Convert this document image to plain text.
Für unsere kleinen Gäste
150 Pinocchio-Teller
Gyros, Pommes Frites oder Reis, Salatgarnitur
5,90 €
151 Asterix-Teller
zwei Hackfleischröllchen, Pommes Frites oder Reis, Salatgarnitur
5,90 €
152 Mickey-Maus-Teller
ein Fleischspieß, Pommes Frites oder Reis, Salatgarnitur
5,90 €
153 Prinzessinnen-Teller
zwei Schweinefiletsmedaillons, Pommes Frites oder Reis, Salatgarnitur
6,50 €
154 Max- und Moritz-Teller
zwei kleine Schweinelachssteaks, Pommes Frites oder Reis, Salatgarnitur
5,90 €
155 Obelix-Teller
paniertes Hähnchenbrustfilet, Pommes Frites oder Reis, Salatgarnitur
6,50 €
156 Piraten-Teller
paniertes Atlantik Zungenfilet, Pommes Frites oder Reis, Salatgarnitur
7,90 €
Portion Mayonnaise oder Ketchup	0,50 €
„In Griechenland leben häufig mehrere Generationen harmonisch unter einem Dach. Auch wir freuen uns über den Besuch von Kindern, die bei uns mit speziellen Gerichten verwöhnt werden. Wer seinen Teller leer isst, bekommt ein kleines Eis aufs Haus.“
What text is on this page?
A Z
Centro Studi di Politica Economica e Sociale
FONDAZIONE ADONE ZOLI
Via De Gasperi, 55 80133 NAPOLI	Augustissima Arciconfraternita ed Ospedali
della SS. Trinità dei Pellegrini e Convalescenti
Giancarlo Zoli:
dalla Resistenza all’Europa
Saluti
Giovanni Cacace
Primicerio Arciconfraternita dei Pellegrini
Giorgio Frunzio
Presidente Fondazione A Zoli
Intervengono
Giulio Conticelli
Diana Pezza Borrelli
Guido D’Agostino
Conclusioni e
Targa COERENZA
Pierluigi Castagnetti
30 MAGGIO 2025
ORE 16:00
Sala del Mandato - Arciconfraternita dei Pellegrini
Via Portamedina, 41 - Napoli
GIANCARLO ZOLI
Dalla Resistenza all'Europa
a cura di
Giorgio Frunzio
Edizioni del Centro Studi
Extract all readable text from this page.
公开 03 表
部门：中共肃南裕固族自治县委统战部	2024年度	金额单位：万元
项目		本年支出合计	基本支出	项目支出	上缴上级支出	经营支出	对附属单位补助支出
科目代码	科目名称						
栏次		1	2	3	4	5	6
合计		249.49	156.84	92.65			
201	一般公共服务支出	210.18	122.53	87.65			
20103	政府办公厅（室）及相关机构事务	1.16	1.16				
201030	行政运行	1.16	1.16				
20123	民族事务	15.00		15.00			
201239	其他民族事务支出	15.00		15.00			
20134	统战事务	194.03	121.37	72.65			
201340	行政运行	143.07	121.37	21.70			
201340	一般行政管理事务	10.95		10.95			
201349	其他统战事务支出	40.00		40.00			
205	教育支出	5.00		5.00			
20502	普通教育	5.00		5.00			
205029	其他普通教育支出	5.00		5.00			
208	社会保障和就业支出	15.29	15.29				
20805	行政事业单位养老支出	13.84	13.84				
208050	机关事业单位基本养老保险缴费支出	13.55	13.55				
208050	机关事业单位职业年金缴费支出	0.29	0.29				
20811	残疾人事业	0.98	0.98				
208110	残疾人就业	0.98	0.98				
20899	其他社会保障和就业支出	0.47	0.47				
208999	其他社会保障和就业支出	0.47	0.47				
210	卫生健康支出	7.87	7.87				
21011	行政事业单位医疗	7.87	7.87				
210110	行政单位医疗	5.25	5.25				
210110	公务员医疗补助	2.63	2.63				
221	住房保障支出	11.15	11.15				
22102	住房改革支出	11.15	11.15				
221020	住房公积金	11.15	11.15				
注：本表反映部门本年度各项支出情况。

..............................

# EXERCISE BRIEF:
Return the material in full, exactly as shown.

# OUTPUT FOR THIS EXERCISE:
Convert this document image to plain text.
Für unsere kleinen Gäste
150 Pinocchio-Teller
Gyros, Pommes Frites oder Reis, Salatgarnitur
5,90 €
151 Asterix-Teller
zwei Hackfleischröllchen, Pommes Frites oder Reis, Salatgarnitur
5,90 €
152 Mickey-Maus-Teller
ein Fleischspieß, Pommes Frites oder Reis, Salatgarnitur
5,90 €
153 Prinzessinnen-Teller
zwei Schweinefiletsmedaillons, Pommes Frites oder Reis, Salatgarnitur
6,50 €
154 Max- und Moritz-Teller
zwei kleine Schweinelachssteaks, Pommes Frites oder Reis, Salatgarnitur
5,90 €
155 Obelix-Teller
paniertes Hähnchenbrustfilet, Pommes Frites oder Reis, Salatgarnitur
6,50 €
156 Piraten-Teller
paniertes Atlantik Zungenfilet, Pommes Frites oder Reis, Salatgarnitur
7,90 €
Portion Mayonnaise oder Ketchup	0,50 €
„In Griechenland leben häufig mehrere Generationen harmonisch unter einem Dach. Auch wir freuen uns über den Besuch von Kindern, die bei uns mit speziellen Gerichten verwöhnt werden. Wer seinen Teller leer isst, bekommt ein kleines Eis aufs Haus.“
What text is on this page?
A Z
Centro Studi di Politica Economica e Sociale
FONDAZIONE ADONE ZOLI
Via De Gasperi, 55 80133 NAPOLI	Augustissima Arciconfraternita ed Ospedali
della SS. Trinità dei Pellegrini e Convalescenti
Giancarlo Zoli:
dalla Resistenza all’Europa
Saluti
Giovanni Cacace
Primicerio Arciconfraternita dei Pellegrini
Giorgio Frunzio
Presidente Fondazione A Zoli
Intervengono
Giulio Conticelli
Diana Pezza Borrelli
Guido D’Agostino
Conclusioni e
Targa COERENZA
Pierluigi Castagnetti
30 MAGGIO 2025
ORE 16:00
Sala del Mandato - Arciconfraternita dei Pellegrini
Via Portamedina, 41 - Napoli
GIANCARLO ZOLI
Dalla Resistenza all'Europa
a cura di
Giorgio Frunzio
Edizioni del Centro Studi
Extract all readable text from this page.
公开 03 表
部门：中共肃南裕固族自治县委统战部	2024年度	金额单位：万元
项目		本年支出合计	基本支出	项目支出	上缴上级支出	经营支出	对附属单位补助支出
科目代码	科目名称						
栏次		1	2	3	4	5	6
合计		249.49	156.84	92.65			
201	一般公共服务支出	210.18	122.53	87.65			
20103	政府办公厅（室）及相关机构事务	1.16	1.16				
201030	行政运行	1.16	1.16				
20123	民族事务	15.00		15.00			
201239	其他民族事务支出	15.00		15.00			
20134	统战事务	194.03	121.37	72.65			
201340	行政运行	143.07	121.37	21.70			
201340	一般行政管理事务	10.95		10.95			
201349	其他统战事务支出	40.00		40.00			
205	教育支出	5.00		5.00			
20502	普通教育	5.00		5.00			
205029	其他普通教育支出	5.00		5.00			
208	社会保障和就业支出	15.29	15.29				
20805	行政事业单位养老支出	13.84	13.84				
208050	机关事业单位基本养老保险缴费支出	13.55	13.55				
208050	机关事业单位职业年金缴费支出	0.29	0.29				
20811	残疾人事业	0.98	0.98				
208110	残疾人就业	0.98	0.98				
20899	其他社会保障和就业支出	0.47	0.47				
208999	其他社会保障和就业支出	0.47	0.47				
210	卫生健康支出	7.87	7.87				
21011	行政事业单位医疗	7.87	7.87				
210110	行政单位医疗	5.25	5.25				
210110	公务员医疗补助	2.63	2.63				
221	住房保障支出	11.15	11.15				
22102	住房改革支出	11.15	11.15				
221020	住房公积金	11.15	11.15				
注：本表反映部门本年度各项支出情况。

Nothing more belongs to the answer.